▸ **Task instructions**: The records below must be copied in full; omit the images.

(Stored data entries)
:::::

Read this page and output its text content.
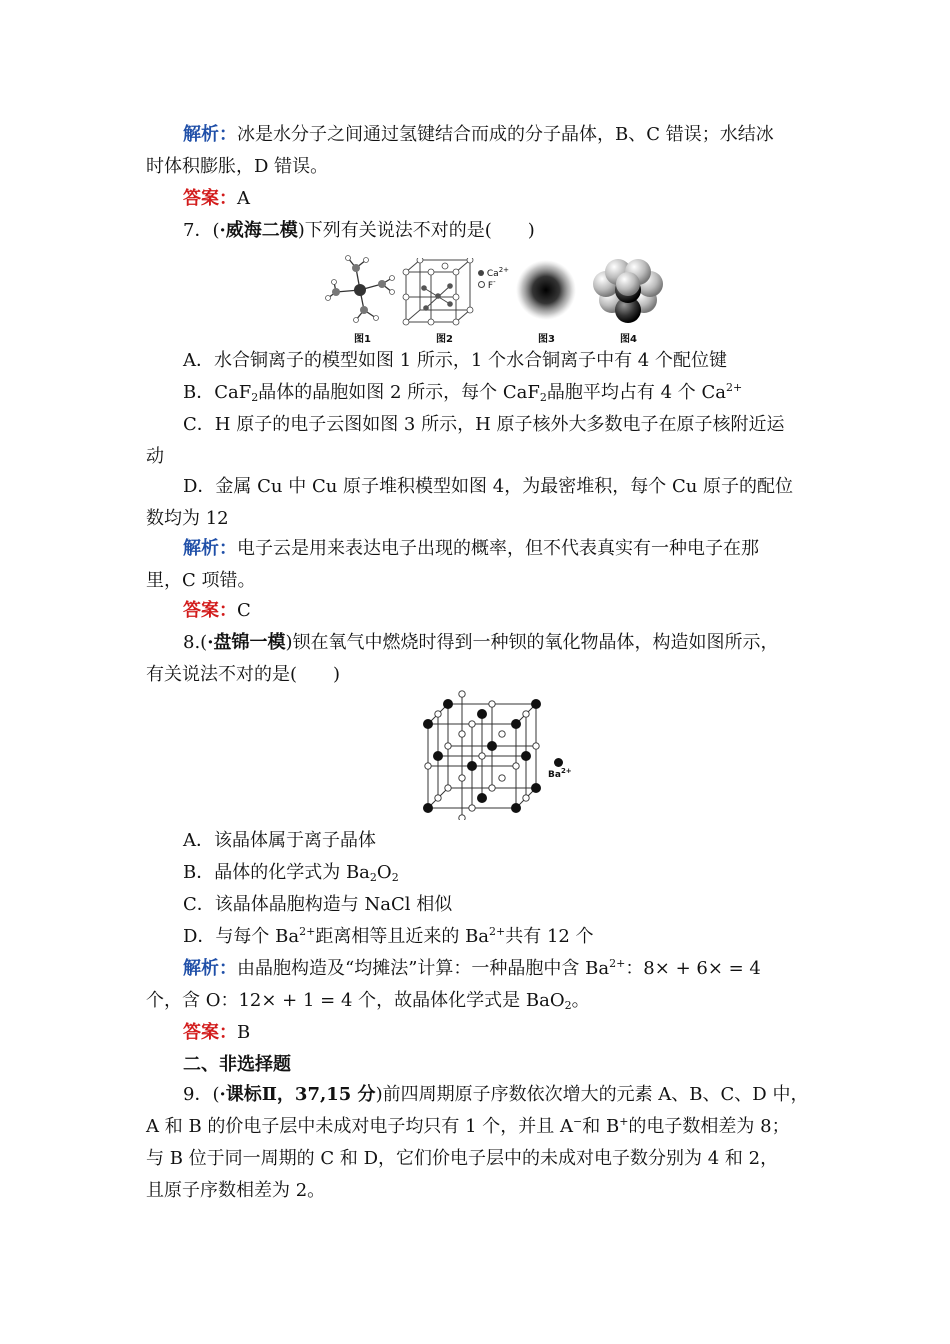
解析：冰是水分子之间通过氢键结合而成的分子晶体，B、C 错误；水结冰
时体积膨胀，D 错误。
答案：A
7．(·威海二模)下列有关说法不对的是(　　)
图1
$Ca^{2+}$
F-
图2	图3	图4
A．水合铜离子的模型如图 1 所示，1 个水合铜离子中有 4 个配位键
B．CaF$_2$晶体的晶胞如图 2 所示，每个 CaF$_2$晶胞平均占有 4 个 $Ca^{2+}$
C．H 原子的电子云图如图 3 所示，H 原子核外大多数电子在原子核附近运
动
D．金属 Cu 中 Cu 原子堆积模型如图 4，为最密堆积，每个 Cu 原子的配位
数均为 12
解析：电子云是用来表达电子出现的概率，但不代表真实有一种电子在那
里，C 项错。
答案：C
8.(·盘锦一模)钡在氧气中燃烧时得到一种钡的氧化物晶体，构造如图所示，
有关说法不对的是(　　)
$Ba^{2+}$
A．该晶体属于离子晶体
B．晶体的化学式为 $Ba_2O_2$
C．该晶体晶胞构造与 NaCl 相似
D．与每个 $Ba^{2+}$距离相等且近来的 $Ba^{2+}$共有 12 个
解析：由晶胞构造及“均摊法”计算：一种晶胞中含 $Ba^{2+}$：8× + 6× = 4
个，含 O：12× + 1 = 4 个，故晶体化学式是 BaO$_2$。
答案：B
二、非选择题
9．(·课标Ⅱ，37,15 分)前四周期原子序数依次增大的元素 A、B、C、D 中，
A 和 B 的价电子层中未成对电子均只有 1 个，并且 A−和 B+的电子数相差为 8；
与 B 位于同一周期的 C 和 D，它们价电子层中的未成对电子数分别为 4 和 2，
且原子序数相差为 2。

:::::

▸ **Task output**:
Read this page and output its text content.
解析：冰是水分子之间通过氢键结合而成的分子晶体，B、C 错误；水结冰
时体积膨胀，D 错误。
答案：A
7．(·威海二模)下列有关说法不对的是(　　)
图1
$Ca^{2+}$
F-
图2	图3	图4
A．水合铜离子的模型如图 1 所示，1 个水合铜离子中有 4 个配位键
B．CaF$_2$晶体的晶胞如图 2 所示，每个 CaF$_2$晶胞平均占有 4 个 $Ca^{2+}$
C．H 原子的电子云图如图 3 所示，H 原子核外大多数电子在原子核附近运
动
D．金属 Cu 中 Cu 原子堆积模型如图 4，为最密堆积，每个 Cu 原子的配位
数均为 12
解析：电子云是用来表达电子出现的概率，但不代表真实有一种电子在那
里，C 项错。
答案：C
8.(·盘锦一模)钡在氧气中燃烧时得到一种钡的氧化物晶体，构造如图所示，
有关说法不对的是(　　)
$Ba^{2+}$
A．该晶体属于离子晶体
B．晶体的化学式为 $Ba_2O_2$
C．该晶体晶胞构造与 NaCl 相似
D．与每个 $Ba^{2+}$距离相等且近来的 $Ba^{2+}$共有 12 个
解析：由晶胞构造及“均摊法”计算：一种晶胞中含 $Ba^{2+}$：8× + 6× = 4
个，含 O：12× + 1 = 4 个，故晶体化学式是 BaO$_2$。
答案：B
二、非选择题
9．(·课标Ⅱ，37,15 分)前四周期原子序数依次增大的元素 A、B、C、D 中，
A 和 B 的价电子层中未成对电子均只有 1 个，并且 A−和 B+的电子数相差为 8；
与 B 位于同一周期的 C 和 D，它们价电子层中的未成对电子数分别为 4 和 2，
且原子序数相差为 2。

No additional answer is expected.